------ Stored rows ------

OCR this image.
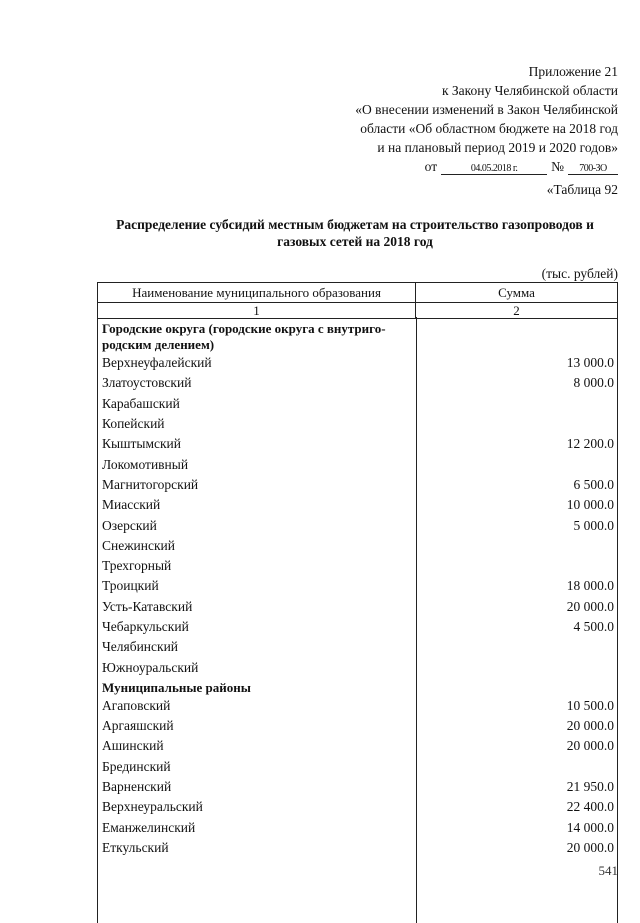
Приложение 21
к Закону Челябинской области
«О внесении изменений в Закон Челябинской
области «Об областном бюджете на 2018 год
и на плановый период 2019 и 2020 годов»
от	04.05.2018 г.	№	700-ЗО
«Таблица 92
Распределение субсидий местным бюджетам на строительство газопроводов и газовых сетей на 2018 год
(тыс. рублей)
Наименование муниципального образования	Сумма
1	2
Городские округа (городские округа с внутриго-родским делением)
Верхнеуфалейский	13 000.0
Златоустовский	8 000.0
Карабашский
Копейский
Кыштымский	12 200.0
Локомотивный
Магнитогорский	6 500.0
Миасский	10 000.0
Озерский	5 000.0
Снежинский
Трехгорный
Троицкий	18 000.0
Усть-Катавский	20 000.0
Чебаркульский	4 500.0
Челябинский
Южноуральский
Муниципальные районы
Агаповский	10 500.0
Аргаяшский	20 000.0
Ашинский	20 000.0
Брединский
Варненский	21 950.0
Верхнеуральский	22 400.0
Еманжелинский	14 000.0
Еткульский	20 000.0
541
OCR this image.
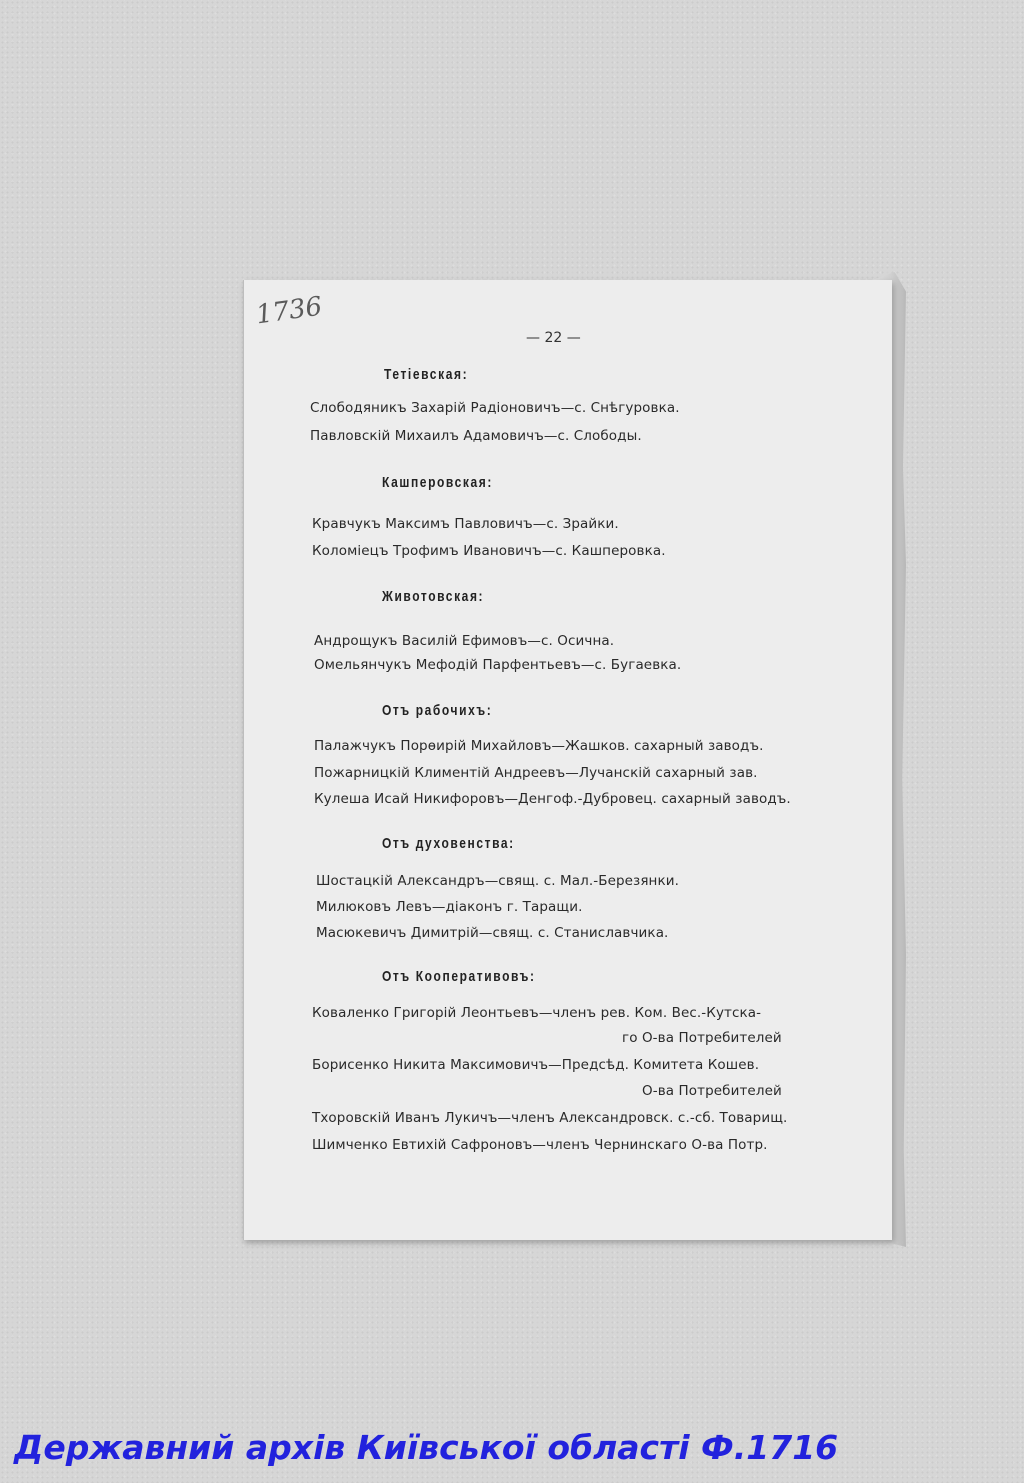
1736
— 22 —
Тетіевская:
Слободяникъ Захарій Радіоновичъ—с. Снѣгуровка.
Павловскій Михаилъ Адамовичъ—с. Слободы.
Кашперовская:
Кравчукъ Максимъ Павловичъ—с. Зрайки.
Коломіецъ Трофимъ Ивановичъ—с. Кашперовка.
Животовская:
Андрощукъ Василій Ефимовъ—с. Осична.
Омельянчукъ Мефодій Парфентьевъ—с. Бугаевка.
Отъ рабочихъ:
Палажчукъ Порѳирій Михайловъ—Жашков. сахарный заводъ.
Пожарницкій Климентій Андреевъ—Лучанскій сахарный зав.
Кулеша Исай Никифоровъ—Денгоф.-Дубровец. сахарный заводъ.
Отъ духовенства:
Шостацкій Александръ—свящ. с. Мал.-Березянки.
Милюковъ Левъ—діаконъ г. Таращи.
Масюкевичъ Димитрій—свящ. с. Станиславчика.
Отъ Кооперативовъ:
Коваленко Григорій Леонтьевъ—членъ рев. Ком. Вес.-Кутска-
го О-ва Потребителей
Борисенко Никита Максимовичъ—Предсѣд. Комитета Кошев.
О-ва Потребителей
Тхоровскій Иванъ Лукичъ—членъ Александровск. с.-сб. Товарищ.
Шимченко Евтихій Сафроновъ—членъ Чернинскаго О-ва Потр.
Державний архів Київської області Ф.1716
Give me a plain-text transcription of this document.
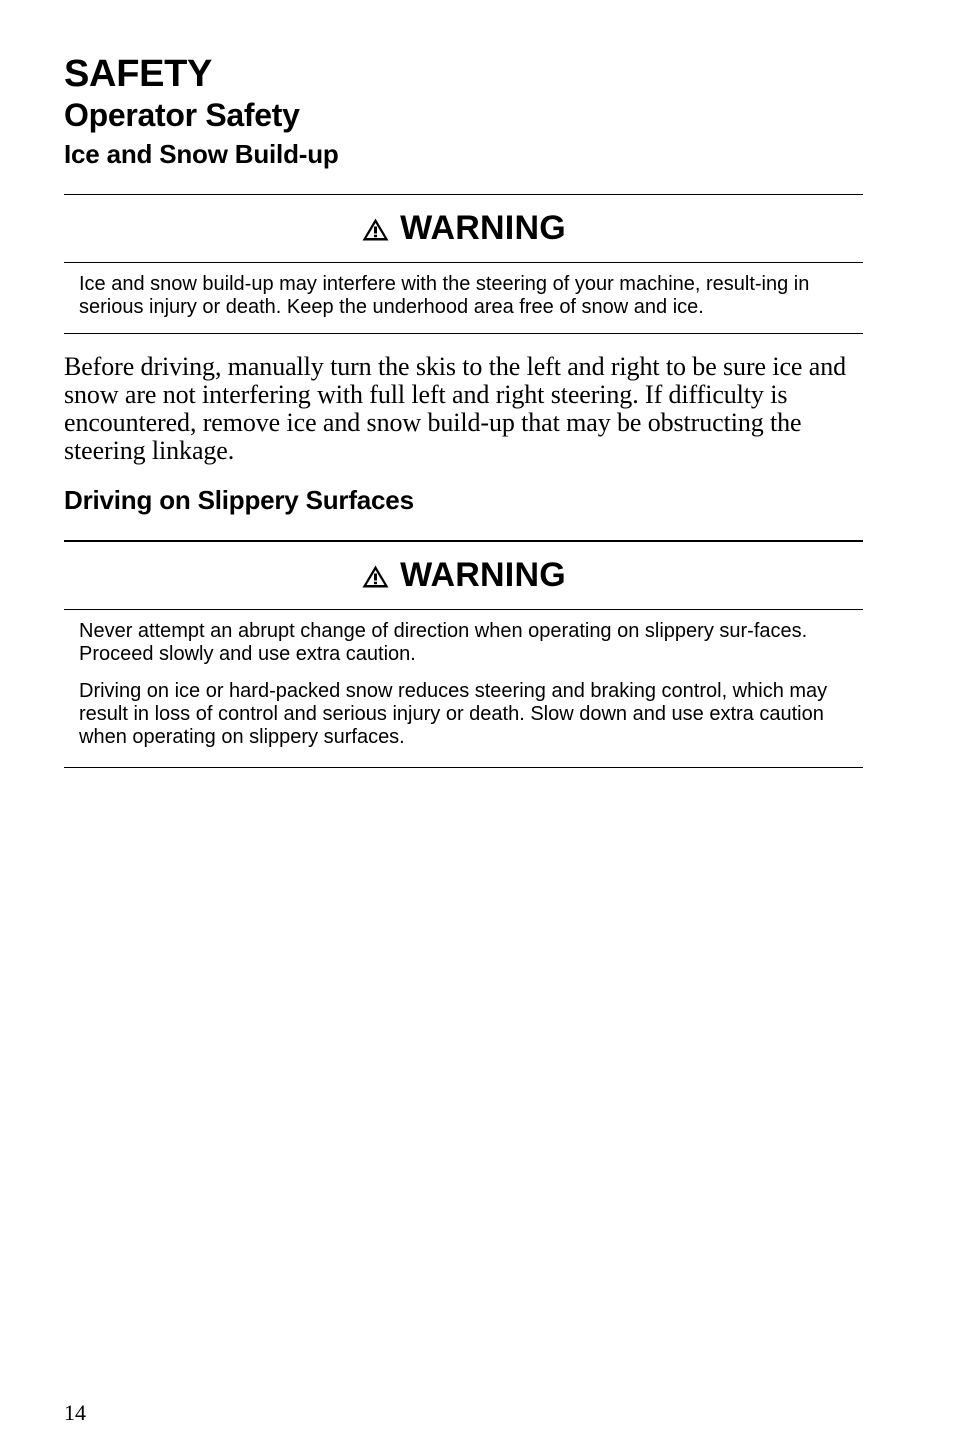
SAFETY
Operator Safety
Ice and Snow Build-up
WARNING

Ice and snow build-up may interfere with the steering of your machine, result-ing in serious injury or death. Keep the underhood area free of snow and ice.

Before driving, manually turn the skis to the left and right to be sure ice and snow are not interfering with full left and right steering. If difficulty is encountered, remove ice and snow build-up that may be obstructing the steering linkage.

Driving on Slippery Surfaces
WARNING

Never attempt an abrupt change of direction when operating on slippery sur-faces. Proceed slowly and use extra caution.

Driving on ice or hard-packed snow reduces steering and braking control, which may result in loss of control and serious injury or death. Slow down and use extra caution when operating on slippery surfaces.

14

------

→ What needs to be done
Gather each line in the entries above where the string "death" is found.

→ Output
Ice and snow build-up may interfere with the steering of your machine, result-ing in serious injury or death. Keep the underhood area free of snow and ice.
Driving on ice or hard-packed snow reduces steering and braking control, which may result in loss of control and serious injury or death. Slow down and use extra caution when operating on slippery surfaces.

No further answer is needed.